## Aim of the exercise
Counting only lines that hold "height", give the total and nothing more.

## Listing
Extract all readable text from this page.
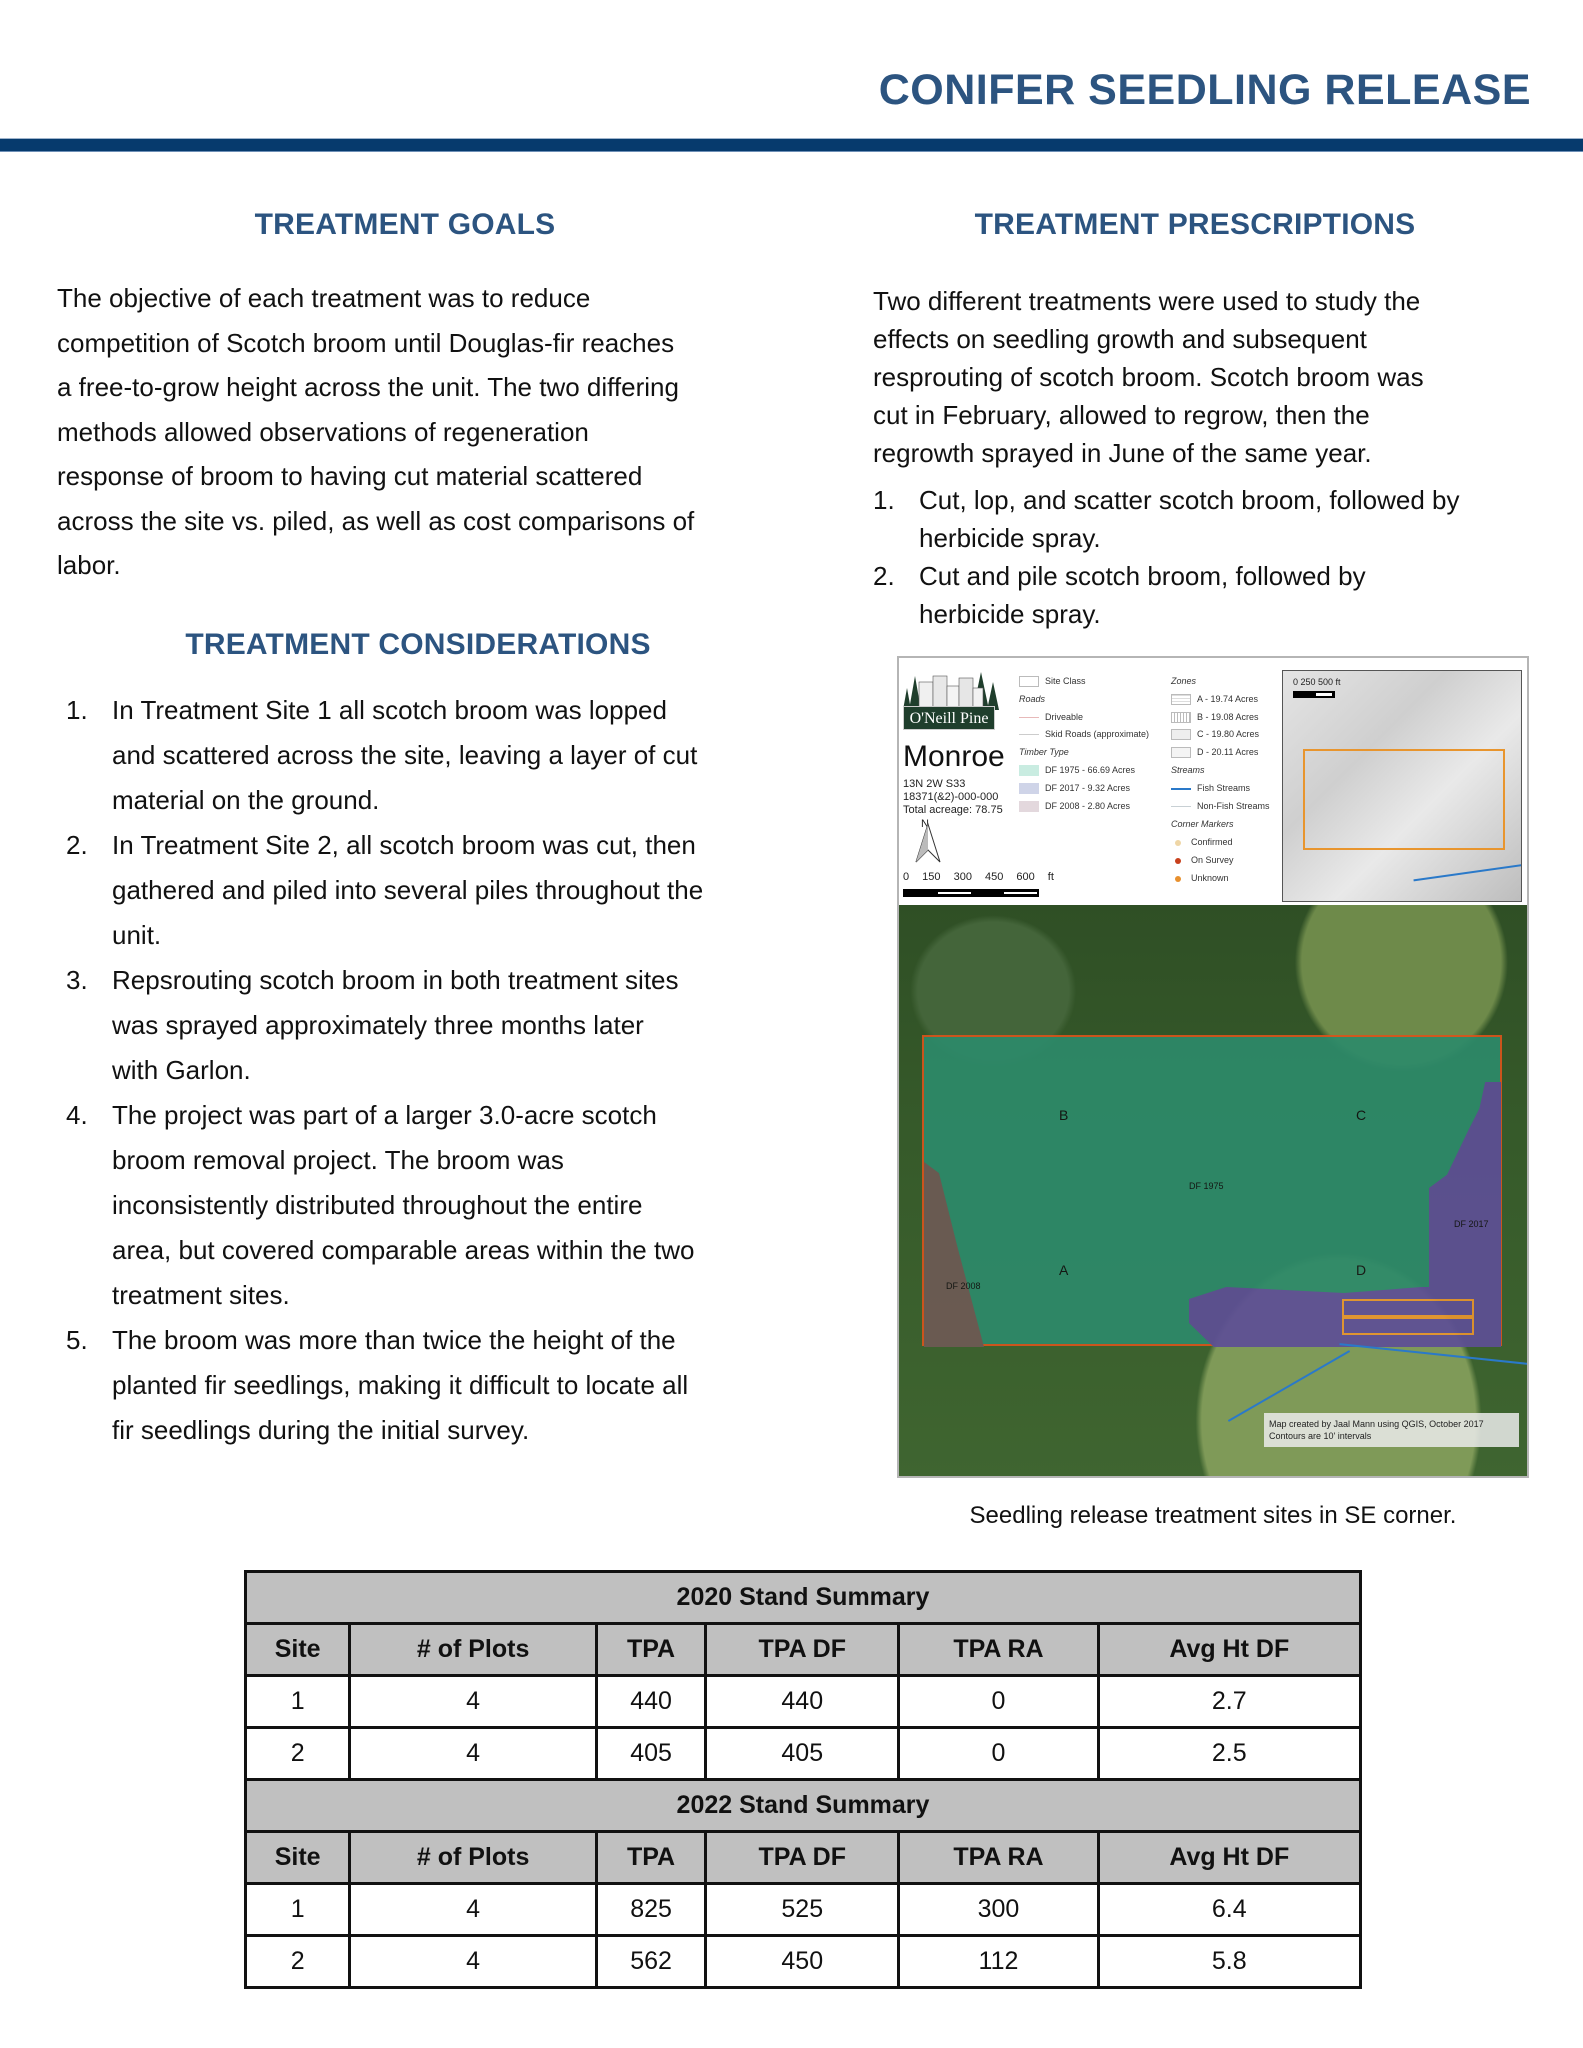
CONIFER SEEDLING RELEASE
TREATMENT GOALS
The objective of each treatment was to reduce
competition of Scotch broom until Douglas-fir reaches
a free-to-grow height across the unit. The two differing
methods allowed observations of regeneration
response of broom to having cut material scattered
across the site vs. piled, as well as cost comparisons of
labor.
TREATMENT CONSIDERATIONS
1. In Treatment Site 1 all scotch broom was lopped
and scattered across the site, leaving a layer of cut
material on the ground.
2. In Treatment Site 2, all scotch broom was cut, then
gathered and piled into several piles throughout the
unit.
3. Repsrouting scotch broom in both treatment sites
was sprayed approximately three months later
with Garlon.
4. The project was part of a larger 3.0-acre scotch
broom removal project. The broom was
inconsistently distributed throughout the entire
area, but covered comparable areas within the two
treatment sites.
5. The broom was more than twice the height of the
planted fir seedlings, making it difficult to locate all
fir seedlings during the initial survey.
TREATMENT PRESCRIPTIONS
Two different treatments were used to study the
effects on seedling growth and subsequent
resprouting of scotch broom. Scotch broom was
cut in February, allowed to regrow, then the
regrowth sprayed in June of the same year.
1. Cut, lop, and scatter scotch broom, followed by
herbicide spray.
2. Cut and pile scotch broom, followed by
herbicide spray.
O'Neill Pine
Monroe
13N 2W S33
18371(&2)-000-000
Total acreage: 78.75
N
0 150 300 450 600 ft
Site Class
Roads
Driveable
Skid Roads (approximate)
Timber Type
DF 1975 - 66.69 Acres
DF 2017 - 9.32 Acres
DF 2008 - 2.80 Acres
Zones
A - 19.74 Acres
B - 19.08 Acres
C - 19.80 Acres
D - 20.11 Acres
Streams
Fish Streams
Non-Fish Streams
Corner Markers
Confirmed
On Survey
Unknown
0 250 500 ft
B
A
C
D
DF 1975
DF 2008
DF 2017
Map created by Jaal Mann using QGIS, October 2017
Contours are 10' intervals
Seedling release treatment sites in SE corner.
2020 Stand Summary					
Site	# of Plots	TPA	TPA DF	TPA RA	Avg Ht DF
1	4	440	440	0	2.7
2	4	405	405	0	2.5
2022 Stand Summary					
Site	# of Plots	TPA	TPA DF	TPA RA	Avg Ht DF
1	4	825	525	300	6.4
2	4	562	450	112	5.8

## Correct output
2